§ **Written instruction**
Each line in the entries below that holds the string "diff" is to be listed.

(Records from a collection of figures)

+--

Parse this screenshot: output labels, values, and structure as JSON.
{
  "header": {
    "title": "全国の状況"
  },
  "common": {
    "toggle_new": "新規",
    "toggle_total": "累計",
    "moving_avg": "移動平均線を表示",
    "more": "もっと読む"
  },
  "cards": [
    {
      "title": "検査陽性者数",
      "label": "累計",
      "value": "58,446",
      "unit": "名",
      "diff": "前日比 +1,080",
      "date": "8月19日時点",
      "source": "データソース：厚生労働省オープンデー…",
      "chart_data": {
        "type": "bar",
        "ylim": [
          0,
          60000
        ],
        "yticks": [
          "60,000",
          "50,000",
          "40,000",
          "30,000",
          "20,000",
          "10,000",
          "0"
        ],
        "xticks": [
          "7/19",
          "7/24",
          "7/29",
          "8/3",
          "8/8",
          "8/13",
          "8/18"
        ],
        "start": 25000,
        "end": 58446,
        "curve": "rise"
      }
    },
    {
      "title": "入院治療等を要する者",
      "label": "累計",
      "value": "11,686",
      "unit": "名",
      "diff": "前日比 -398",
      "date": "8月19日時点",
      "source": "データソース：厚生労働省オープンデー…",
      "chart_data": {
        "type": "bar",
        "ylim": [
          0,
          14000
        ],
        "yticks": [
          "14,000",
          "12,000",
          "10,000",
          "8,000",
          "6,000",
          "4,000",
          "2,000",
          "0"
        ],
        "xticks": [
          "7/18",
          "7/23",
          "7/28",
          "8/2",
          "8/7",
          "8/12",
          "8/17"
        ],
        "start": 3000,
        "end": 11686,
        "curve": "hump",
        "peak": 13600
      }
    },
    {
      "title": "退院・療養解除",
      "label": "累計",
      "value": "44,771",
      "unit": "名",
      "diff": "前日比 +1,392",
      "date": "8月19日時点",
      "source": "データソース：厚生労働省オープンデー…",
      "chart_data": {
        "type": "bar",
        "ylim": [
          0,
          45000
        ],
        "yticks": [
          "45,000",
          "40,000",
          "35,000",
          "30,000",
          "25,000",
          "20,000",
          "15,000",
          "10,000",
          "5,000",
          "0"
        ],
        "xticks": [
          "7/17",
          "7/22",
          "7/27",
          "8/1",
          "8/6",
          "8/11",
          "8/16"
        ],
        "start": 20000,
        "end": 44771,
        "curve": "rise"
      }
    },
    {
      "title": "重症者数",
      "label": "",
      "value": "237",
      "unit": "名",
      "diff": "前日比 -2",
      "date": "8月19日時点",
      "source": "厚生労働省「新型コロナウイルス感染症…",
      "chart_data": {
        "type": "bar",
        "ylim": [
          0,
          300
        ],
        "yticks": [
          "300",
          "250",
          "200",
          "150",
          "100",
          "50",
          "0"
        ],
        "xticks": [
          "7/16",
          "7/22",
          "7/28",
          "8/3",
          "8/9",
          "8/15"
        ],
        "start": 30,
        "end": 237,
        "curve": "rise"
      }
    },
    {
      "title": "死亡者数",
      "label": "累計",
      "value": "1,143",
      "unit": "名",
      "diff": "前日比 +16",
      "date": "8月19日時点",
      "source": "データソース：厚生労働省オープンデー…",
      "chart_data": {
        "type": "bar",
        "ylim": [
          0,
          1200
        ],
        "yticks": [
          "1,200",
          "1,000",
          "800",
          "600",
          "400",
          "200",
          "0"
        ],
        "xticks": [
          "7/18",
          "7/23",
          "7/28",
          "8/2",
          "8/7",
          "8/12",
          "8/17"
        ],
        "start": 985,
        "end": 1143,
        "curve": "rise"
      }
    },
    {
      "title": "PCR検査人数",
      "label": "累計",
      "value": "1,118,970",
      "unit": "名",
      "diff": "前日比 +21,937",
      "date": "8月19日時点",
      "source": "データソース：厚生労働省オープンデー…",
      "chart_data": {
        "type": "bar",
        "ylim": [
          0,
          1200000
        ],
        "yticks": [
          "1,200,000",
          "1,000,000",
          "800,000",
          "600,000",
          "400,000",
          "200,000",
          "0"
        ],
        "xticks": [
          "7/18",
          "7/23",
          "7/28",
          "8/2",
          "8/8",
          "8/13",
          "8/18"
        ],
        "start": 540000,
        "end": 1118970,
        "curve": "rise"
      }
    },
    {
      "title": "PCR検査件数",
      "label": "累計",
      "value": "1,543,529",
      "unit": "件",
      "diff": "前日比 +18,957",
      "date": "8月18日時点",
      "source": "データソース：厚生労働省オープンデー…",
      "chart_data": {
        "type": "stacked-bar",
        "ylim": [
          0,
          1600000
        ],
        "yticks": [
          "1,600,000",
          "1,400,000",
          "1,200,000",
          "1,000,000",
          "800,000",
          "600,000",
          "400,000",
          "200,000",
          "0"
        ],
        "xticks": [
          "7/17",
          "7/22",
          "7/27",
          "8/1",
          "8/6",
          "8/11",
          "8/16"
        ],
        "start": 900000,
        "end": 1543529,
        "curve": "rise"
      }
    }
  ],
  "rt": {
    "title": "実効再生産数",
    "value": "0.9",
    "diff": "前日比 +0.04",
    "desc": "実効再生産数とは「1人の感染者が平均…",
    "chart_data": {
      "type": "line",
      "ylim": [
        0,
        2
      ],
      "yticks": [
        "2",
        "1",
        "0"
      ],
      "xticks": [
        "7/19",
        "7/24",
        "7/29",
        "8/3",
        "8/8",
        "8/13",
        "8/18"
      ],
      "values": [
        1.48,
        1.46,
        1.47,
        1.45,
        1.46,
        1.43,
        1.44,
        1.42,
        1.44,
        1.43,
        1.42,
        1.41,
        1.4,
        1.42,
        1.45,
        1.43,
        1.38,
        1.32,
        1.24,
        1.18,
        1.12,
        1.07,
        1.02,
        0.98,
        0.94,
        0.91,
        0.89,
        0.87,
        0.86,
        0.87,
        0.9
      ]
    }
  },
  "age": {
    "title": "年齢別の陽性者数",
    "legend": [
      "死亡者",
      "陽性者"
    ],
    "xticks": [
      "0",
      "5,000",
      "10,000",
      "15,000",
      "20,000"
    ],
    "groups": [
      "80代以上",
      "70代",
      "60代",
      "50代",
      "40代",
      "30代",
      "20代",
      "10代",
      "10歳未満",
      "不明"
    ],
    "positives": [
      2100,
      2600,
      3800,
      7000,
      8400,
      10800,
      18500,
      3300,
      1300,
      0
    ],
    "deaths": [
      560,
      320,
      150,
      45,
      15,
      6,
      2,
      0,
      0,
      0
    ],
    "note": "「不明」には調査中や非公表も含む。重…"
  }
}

+--

§ **Final answer**
      "diff": "前日比 +1,080",
      "diff": "前日比 -398",
      "diff": "前日比 +1,392",
      "diff": "前日比 -2",
      "diff": "前日比 +16",
      "diff": "前日比 +21,937",
      "diff": "前日比 +18,957",
    "diff": "前日比 +0.04",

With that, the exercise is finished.